**WRITTEN EXERCISE**
Reproduce every entry exactly, without alteration.

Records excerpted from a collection

----------

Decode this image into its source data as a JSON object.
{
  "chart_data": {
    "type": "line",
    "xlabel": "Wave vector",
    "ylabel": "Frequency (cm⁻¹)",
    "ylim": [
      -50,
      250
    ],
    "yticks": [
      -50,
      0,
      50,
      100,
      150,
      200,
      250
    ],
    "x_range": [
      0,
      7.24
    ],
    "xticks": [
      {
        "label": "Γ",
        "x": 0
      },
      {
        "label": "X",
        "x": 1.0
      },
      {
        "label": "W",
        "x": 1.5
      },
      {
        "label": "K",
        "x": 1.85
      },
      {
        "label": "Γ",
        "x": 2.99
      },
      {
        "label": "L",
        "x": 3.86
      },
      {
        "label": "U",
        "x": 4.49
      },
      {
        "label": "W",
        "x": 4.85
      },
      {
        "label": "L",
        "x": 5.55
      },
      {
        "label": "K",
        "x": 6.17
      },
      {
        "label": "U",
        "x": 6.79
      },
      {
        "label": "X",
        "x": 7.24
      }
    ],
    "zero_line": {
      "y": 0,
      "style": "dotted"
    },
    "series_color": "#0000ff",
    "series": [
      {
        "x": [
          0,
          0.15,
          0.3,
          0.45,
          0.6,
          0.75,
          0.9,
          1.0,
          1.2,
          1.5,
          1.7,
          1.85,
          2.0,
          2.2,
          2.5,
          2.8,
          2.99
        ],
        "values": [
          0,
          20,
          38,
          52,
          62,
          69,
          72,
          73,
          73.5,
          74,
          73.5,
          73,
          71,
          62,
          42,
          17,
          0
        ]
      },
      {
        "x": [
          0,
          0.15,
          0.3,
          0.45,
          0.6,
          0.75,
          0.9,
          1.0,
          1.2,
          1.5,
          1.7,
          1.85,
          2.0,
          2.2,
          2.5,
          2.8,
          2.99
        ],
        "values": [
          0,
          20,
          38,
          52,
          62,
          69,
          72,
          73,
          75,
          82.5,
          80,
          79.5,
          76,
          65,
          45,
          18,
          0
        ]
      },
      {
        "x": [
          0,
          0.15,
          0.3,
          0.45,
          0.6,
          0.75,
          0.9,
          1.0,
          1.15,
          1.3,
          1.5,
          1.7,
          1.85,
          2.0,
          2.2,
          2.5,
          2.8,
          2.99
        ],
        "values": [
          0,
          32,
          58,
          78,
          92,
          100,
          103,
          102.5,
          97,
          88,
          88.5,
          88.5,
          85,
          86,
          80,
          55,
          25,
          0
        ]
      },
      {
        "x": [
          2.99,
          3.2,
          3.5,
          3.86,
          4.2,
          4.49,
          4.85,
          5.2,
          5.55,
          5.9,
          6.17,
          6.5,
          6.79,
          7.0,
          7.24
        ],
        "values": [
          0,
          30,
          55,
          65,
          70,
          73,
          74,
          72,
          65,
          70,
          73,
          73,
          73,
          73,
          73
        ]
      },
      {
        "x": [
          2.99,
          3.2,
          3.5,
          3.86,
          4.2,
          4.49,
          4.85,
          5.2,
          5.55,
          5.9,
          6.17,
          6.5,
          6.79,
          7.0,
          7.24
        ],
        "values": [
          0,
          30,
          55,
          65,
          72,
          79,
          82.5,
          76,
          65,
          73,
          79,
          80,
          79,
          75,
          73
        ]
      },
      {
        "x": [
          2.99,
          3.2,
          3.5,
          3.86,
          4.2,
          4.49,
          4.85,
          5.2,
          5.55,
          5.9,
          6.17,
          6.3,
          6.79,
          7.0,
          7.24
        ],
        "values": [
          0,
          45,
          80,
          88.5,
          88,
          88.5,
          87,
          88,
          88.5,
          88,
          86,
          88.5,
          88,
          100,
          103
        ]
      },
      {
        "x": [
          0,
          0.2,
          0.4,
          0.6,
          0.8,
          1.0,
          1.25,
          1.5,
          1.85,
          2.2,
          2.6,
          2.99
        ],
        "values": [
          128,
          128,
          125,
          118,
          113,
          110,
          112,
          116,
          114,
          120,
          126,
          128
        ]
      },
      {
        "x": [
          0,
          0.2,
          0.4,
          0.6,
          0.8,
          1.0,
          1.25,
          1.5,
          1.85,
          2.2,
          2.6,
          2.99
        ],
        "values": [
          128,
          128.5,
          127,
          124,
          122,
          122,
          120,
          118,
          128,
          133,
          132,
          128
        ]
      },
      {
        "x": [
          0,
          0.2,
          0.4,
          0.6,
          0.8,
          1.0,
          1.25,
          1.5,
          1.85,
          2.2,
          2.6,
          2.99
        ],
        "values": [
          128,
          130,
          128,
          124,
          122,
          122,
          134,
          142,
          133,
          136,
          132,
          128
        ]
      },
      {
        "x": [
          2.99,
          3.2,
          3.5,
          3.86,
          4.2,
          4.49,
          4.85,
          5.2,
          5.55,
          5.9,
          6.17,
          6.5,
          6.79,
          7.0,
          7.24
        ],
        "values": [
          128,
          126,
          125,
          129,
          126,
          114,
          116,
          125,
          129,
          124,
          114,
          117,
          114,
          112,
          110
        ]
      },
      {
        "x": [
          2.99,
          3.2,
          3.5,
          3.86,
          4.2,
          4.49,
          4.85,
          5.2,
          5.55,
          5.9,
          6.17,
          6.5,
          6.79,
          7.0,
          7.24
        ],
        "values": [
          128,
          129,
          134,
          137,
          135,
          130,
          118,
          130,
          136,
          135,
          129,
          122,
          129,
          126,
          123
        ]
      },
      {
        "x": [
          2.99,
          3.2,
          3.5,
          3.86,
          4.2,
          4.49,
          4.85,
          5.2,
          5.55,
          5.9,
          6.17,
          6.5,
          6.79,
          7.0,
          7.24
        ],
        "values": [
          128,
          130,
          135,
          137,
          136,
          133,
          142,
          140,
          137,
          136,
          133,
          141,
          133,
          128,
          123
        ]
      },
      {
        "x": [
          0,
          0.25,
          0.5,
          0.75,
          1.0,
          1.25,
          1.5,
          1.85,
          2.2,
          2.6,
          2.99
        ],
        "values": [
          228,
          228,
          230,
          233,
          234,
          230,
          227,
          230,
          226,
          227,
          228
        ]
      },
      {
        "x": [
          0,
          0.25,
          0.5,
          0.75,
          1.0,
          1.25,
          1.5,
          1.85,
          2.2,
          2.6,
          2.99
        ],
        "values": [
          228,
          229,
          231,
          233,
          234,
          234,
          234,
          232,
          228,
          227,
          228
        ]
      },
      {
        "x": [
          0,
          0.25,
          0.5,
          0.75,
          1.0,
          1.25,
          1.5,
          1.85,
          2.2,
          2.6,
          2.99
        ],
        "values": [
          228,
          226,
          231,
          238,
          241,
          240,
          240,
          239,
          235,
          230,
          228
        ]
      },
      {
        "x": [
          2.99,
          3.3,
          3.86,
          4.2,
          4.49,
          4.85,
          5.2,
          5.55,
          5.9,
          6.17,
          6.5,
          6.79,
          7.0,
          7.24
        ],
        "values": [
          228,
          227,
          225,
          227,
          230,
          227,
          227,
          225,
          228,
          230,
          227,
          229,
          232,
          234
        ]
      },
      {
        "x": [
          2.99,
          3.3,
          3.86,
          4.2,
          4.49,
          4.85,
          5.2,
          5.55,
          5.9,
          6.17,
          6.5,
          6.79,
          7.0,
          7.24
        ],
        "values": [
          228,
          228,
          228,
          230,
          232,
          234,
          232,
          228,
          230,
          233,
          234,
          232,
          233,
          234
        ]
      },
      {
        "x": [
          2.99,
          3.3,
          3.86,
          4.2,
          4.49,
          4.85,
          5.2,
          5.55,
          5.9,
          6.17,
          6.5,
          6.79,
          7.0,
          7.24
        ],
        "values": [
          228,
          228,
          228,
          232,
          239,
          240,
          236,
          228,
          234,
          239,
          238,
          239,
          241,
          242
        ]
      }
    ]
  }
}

----------

**COMPLETE OUTPUT**
Decode this image into its source data as a JSON object.
{
  "chart_data": {
    "type": "line",
    "xlabel": "Wave vector",
    "ylabel": "Frequency (cm⁻¹)",
    "ylim": [
      -50,
      250
    ],
    "yticks": [
      -50,
      0,
      50,
      100,
      150,
      200,
      250
    ],
    "x_range": [
      0,
      7.24
    ],
    "xticks": [
      {
        "label": "Γ",
        "x": 0
      },
      {
        "label": "X",
        "x": 1.0
      },
      {
        "label": "W",
        "x": 1.5
      },
      {
        "label": "K",
        "x": 1.85
      },
      {
        "label": "Γ",
        "x": 2.99
      },
      {
        "label": "L",
        "x": 3.86
      },
      {
        "label": "U",
        "x": 4.49
      },
      {
        "label": "W",
        "x": 4.85
      },
      {
        "label": "L",
        "x": 5.55
      },
      {
        "label": "K",
        "x": 6.17
      },
      {
        "label": "U",
        "x": 6.79
      },
      {
        "label": "X",
        "x": 7.24
      }
    ],
    "zero_line": {
      "y": 0,
      "style": "dotted"
    },
    "series_color": "#0000ff",
    "series": [
      {
        "x": [
          0,
          0.15,
          0.3,
          0.45,
          0.6,
          0.75,
          0.9,
          1.0,
          1.2,
          1.5,
          1.7,
          1.85,
          2.0,
          2.2,
          2.5,
          2.8,
          2.99
        ],
        "values": [
          0,
          20,
          38,
          52,
          62,
          69,
          72,
          73,
          73.5,
          74,
          73.5,
          73,
          71,
          62,
          42,
          17,
          0
        ]
      },
      {
        "x": [
          0,
          0.15,
          0.3,
          0.45,
          0.6,
          0.75,
          0.9,
          1.0,
          1.2,
          1.5,
          1.7,
          1.85,
          2.0,
          2.2,
          2.5,
          2.8,
          2.99
        ],
        "values": [
          0,
          20,
          38,
          52,
          62,
          69,
          72,
          73,
          75,
          82.5,
          80,
          79.5,
          76,
          65,
          45,
          18,
          0
        ]
      },
      {
        "x": [
          0,
          0.15,
          0.3,
          0.45,
          0.6,
          0.75,
          0.9,
          1.0,
          1.15,
          1.3,
          1.5,
          1.7,
          1.85,
          2.0,
          2.2,
          2.5,
          2.8,
          2.99
        ],
        "values": [
          0,
          32,
          58,
          78,
          92,
          100,
          103,
          102.5,
          97,
          88,
          88.5,
          88.5,
          85,
          86,
          80,
          55,
          25,
          0
        ]
      },
      {
        "x": [
          2.99,
          3.2,
          3.5,
          3.86,
          4.2,
          4.49,
          4.85,
          5.2,
          5.55,
          5.9,
          6.17,
          6.5,
          6.79,
          7.0,
          7.24
        ],
        "values": [
          0,
          30,
          55,
          65,
          70,
          73,
          74,
          72,
          65,
          70,
          73,
          73,
          73,
          73,
          73
        ]
      },
      {
        "x": [
          2.99,
          3.2,
          3.5,
          3.86,
          4.2,
          4.49,
          4.85,
          5.2,
          5.55,
          5.9,
          6.17,
          6.5,
          6.79,
          7.0,
          7.24
        ],
        "values": [
          0,
          30,
          55,
          65,
          72,
          79,
          82.5,
          76,
          65,
          73,
          79,
          80,
          79,
          75,
          73
        ]
      },
      {
        "x": [
          2.99,
          3.2,
          3.5,
          3.86,
          4.2,
          4.49,
          4.85,
          5.2,
          5.55,
          5.9,
          6.17,
          6.3,
          6.79,
          7.0,
          7.24
        ],
        "values": [
          0,
          45,
          80,
          88.5,
          88,
          88.5,
          87,
          88,
          88.5,
          88,
          86,
          88.5,
          88,
          100,
          103
        ]
      },
      {
        "x": [
          0,
          0.2,
          0.4,
          0.6,
          0.8,
          1.0,
          1.25,
          1.5,
          1.85,
          2.2,
          2.6,
          2.99
        ],
        "values": [
          128,
          128,
          125,
          118,
          113,
          110,
          112,
          116,
          114,
          120,
          126,
          128
        ]
      },
      {
        "x": [
          0,
          0.2,
          0.4,
          0.6,
          0.8,
          1.0,
          1.25,
          1.5,
          1.85,
          2.2,
          2.6,
          2.99
        ],
        "values": [
          128,
          128.5,
          127,
          124,
          122,
          122,
          120,
          118,
          128,
          133,
          132,
          128
        ]
      },
      {
        "x": [
          0,
          0.2,
          0.4,
          0.6,
          0.8,
          1.0,
          1.25,
          1.5,
          1.85,
          2.2,
          2.6,
          2.99
        ],
        "values": [
          128,
          130,
          128,
          124,
          122,
          122,
          134,
          142,
          133,
          136,
          132,
          128
        ]
      },
      {
        "x": [
          2.99,
          3.2,
          3.5,
          3.86,
          4.2,
          4.49,
          4.85,
          5.2,
          5.55,
          5.9,
          6.17,
          6.5,
          6.79,
          7.0,
          7.24
        ],
        "values": [
          128,
          126,
          125,
          129,
          126,
          114,
          116,
          125,
          129,
          124,
          114,
          117,
          114,
          112,
          110
        ]
      },
      {
        "x": [
          2.99,
          3.2,
          3.5,
          3.86,
          4.2,
          4.49,
          4.85,
          5.2,
          5.55,
          5.9,
          6.17,
          6.5,
          6.79,
          7.0,
          7.24
        ],
        "values": [
          128,
          129,
          134,
          137,
          135,
          130,
          118,
          130,
          136,
          135,
          129,
          122,
          129,
          126,
          123
        ]
      },
      {
        "x": [
          2.99,
          3.2,
          3.5,
          3.86,
          4.2,
          4.49,
          4.85,
          5.2,
          5.55,
          5.9,
          6.17,
          6.5,
          6.79,
          7.0,
          7.24
        ],
        "values": [
          128,
          130,
          135,
          137,
          136,
          133,
          142,
          140,
          137,
          136,
          133,
          141,
          133,
          128,
          123
        ]
      },
      {
        "x": [
          0,
          0.25,
          0.5,
          0.75,
          1.0,
          1.25,
          1.5,
          1.85,
          2.2,
          2.6,
          2.99
        ],
        "values": [
          228,
          228,
          230,
          233,
          234,
          230,
          227,
          230,
          226,
          227,
          228
        ]
      },
      {
        "x": [
          0,
          0.25,
          0.5,
          0.75,
          1.0,
          1.25,
          1.5,
          1.85,
          2.2,
          2.6,
          2.99
        ],
        "values": [
          228,
          229,
          231,
          233,
          234,
          234,
          234,
          232,
          228,
          227,
          228
        ]
      },
      {
        "x": [
          0,
          0.25,
          0.5,
          0.75,
          1.0,
          1.25,
          1.5,
          1.85,
          2.2,
          2.6,
          2.99
        ],
        "values": [
          228,
          226,
          231,
          238,
          241,
          240,
          240,
          239,
          235,
          230,
          228
        ]
      },
      {
        "x": [
          2.99,
          3.3,
          3.86,
          4.2,
          4.49,
          4.85,
          5.2,
          5.55,
          5.9,
          6.17,
          6.5,
          6.79,
          7.0,
          7.24
        ],
        "values": [
          228,
          227,
          225,
          227,
          230,
          227,
          227,
          225,
          228,
          230,
          227,
          229,
          232,
          234
        ]
      },
      {
        "x": [
          2.99,
          3.3,
          3.86,
          4.2,
          4.49,
          4.85,
          5.2,
          5.55,
          5.9,
          6.17,
          6.5,
          6.79,
          7.0,
          7.24
        ],
        "values": [
          228,
          228,
          228,
          230,
          232,
          234,
          232,
          228,
          230,
          233,
          234,
          232,
          233,
          234
        ]
      },
      {
        "x": [
          2.99,
          3.3,
          3.86,
          4.2,
          4.49,
          4.85,
          5.2,
          5.55,
          5.9,
          6.17,
          6.5,
          6.79,
          7.0,
          7.24
        ],
        "values": [
          228,
          228,
          228,
          232,
          239,
          240,
          236,
          228,
          234,
          239,
          238,
          239,
          241,
          242
        ]
      }
    ]
  }
}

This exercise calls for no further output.